> _Textblock_
In der Komfortzone - Klimatechnik fürs Auto immer aufwendiger
Stuttgart/Paris (dpa/tmn) - Warm im Winter, kühl im Sommer - das ist nicht mehr alles, was bei der Klimatisierung von Autos zählt. Viele Hersteller haben mehr zu bieten: Naturdüfte, Windböen, beheizte Polster mit Massagefunktion.
Die tägliche Pendelei, Urlaubsfahrten über den halben Kontinent und ständig Staus: „Die Menschen verbringen immer mehr Zeit im Auto“, sagt Götz Renner aus der Kundenforschung von Mercedes. So werde das Auto zusehends vom Transportmittel zum Lebensraum, an den Verbraucher ganz andere Anforderungen stellen. „Wo man lebt, will man sich wohlfühlen.“ Und dafür muss das Klima stimmen.
Bei der nächsten S-Klasse hat Mercedes darauf viel Wert gelegt. Auf Kundenwunsch verwandeln die Schwaben ihr neues Flaggschiff in eine Art Wellness-Oase. So bauen sie nicht nur eine Klimaautomatik mit vier Temperaturzonen und Sitzheizungen für alle Plätze ein. Sondern es gibt gegen Aufpreis auch ein Beduftungssystem mit vier eigens für die Luxuslimousine komponierten Parfüms - und sogar Sitze, die mit beheizten und individuell ansteuerbaren Luftkissen eine Hot-Stone-Massage nachahmen.
Mit diesem Engagement fürs gute Klima ist Mercedes nicht alleine: So hat Lexus zum Beispiel im 2012 vorgestellten GS eine neue Klimaautomatik namens S-Flow eingebaut, die mit einer mehrschichtigen Belüftungstechnologie arbeitet und jeden Insassen individuell anströmt. Die Luftführung ist den Unternehmensangaben zufolge in zwei Bereiche unterteilt: Frischluft von außen wird in den oberen Teil des Innenraums geführt, um ein Beschlagen der Scheiben zu vermeiden. Im unteren Bereich zirkuliert die klimatisierte Luft, um eine hohe Heizleistung zu gewährleisten.
Für reine Luft sorgt im Lexus GS die sogenannte Nanoe-Technologie, die mikroskopisch kleine, negativ geladene Ionen in einer Hülle aus Wassermolekülen in den Innenraum leitet. Diese binden Schadstoffe aus der Luft, entfernen lästige Gerüche aus Sitzen und Dachhimmel und haben obendrein einen feuchtigkeitsspendenden Effekt, verspricht der Hersteller. Passagiere sollen erfrischt aus dem Wagen steigen.

> _Aufgaben_
- a) Wie viele Temperaturzonen hat laut dem Text über Klimatechnik im Auto die Klimaautomatik der nächsten S-Klasse?
- b) Führen Sie den Text über Klimatechnik im Auto im Anschluss an seinen letzten Satz fort.
Die Daten haben keinen Bezug zum Text über Klimatechnik im Auto.

> _Datenauszug_
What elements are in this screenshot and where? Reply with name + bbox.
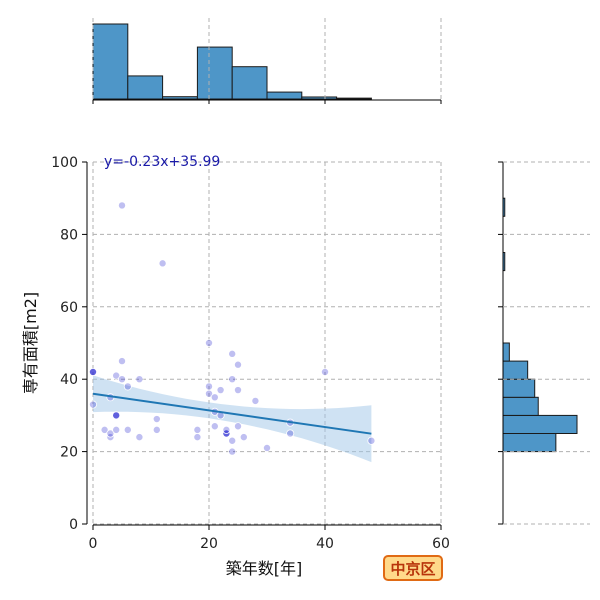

> _Antworten_
- a) Vier Temperaturzonen.

- b)
Die noble Nissan-Marke Infiniti hat sich für ein neues Klimasystem von einem Waldspaziergang inspirieren lassen: „Im Wald fühlt sich der Mensch in der Regel am wohlsten“, sagt Entwickler Yuzuru Yoshinami und präsentiert zwei Duftspender, aus denen es nach Holz und Laub riecht. Kombiniert werden sie mit einer Zufallssteuerung für das Gebläse, die einem im Cockpit sanfte Windböen vorgaukelt. „So fühlt man sich erfrischt wie von einer Brise und gewöhnt sich nicht so leicht an die Atmosphäre“, erklärt Yoshinami.
Dass solche Systeme kein Privileg im automobilen Oberhaus sind, sieht man zum Beispiel bei Renault: Für den elektrischen Kleinwagen Zoe gibt es in der Ausstattungslinie Zen ein „Take-Care-Paket“ mit Ionisator, der ähnlich wie im Lexus die Luft reinigt und auffrischt. Duftspender, für die acht „revitalisierende und entspannende“ Parfüms zur Wahl stehen, und ein Luftbefeuchter helfen dabei. „Von einem Sensor gesteuert, verhindert der das Austrocknen von Haut, Augen und Atemwegen“, erläutert Renault-Sprecher Thomas May-Englert.
Das Beduftungssystem für den Innenraum, das Mercedes in der neuen S-Klasse als Innovation anpreist, ist laut Citroën auch längst für das Kompaktklassemodell C4 zu haben: „Der aktuelle C4 war das erste Auto, in dem solche Parfümspender eingesetzt wurden“, heißt es aus der Presseabteilung des französischen Autobauers.
Tatsächlich neu in der S-Klasse von Mercedes sind die Heizdrähte in den Türverkleidungen und den Armauflagen auf der Mittelkonsole. Durch Lenkrad und Sitze ziehen sie sich aber inzwischen bei Modellen quer durch alle Fahrzeugklassen, wenn auch in der Regel nur gegen Aufpreis.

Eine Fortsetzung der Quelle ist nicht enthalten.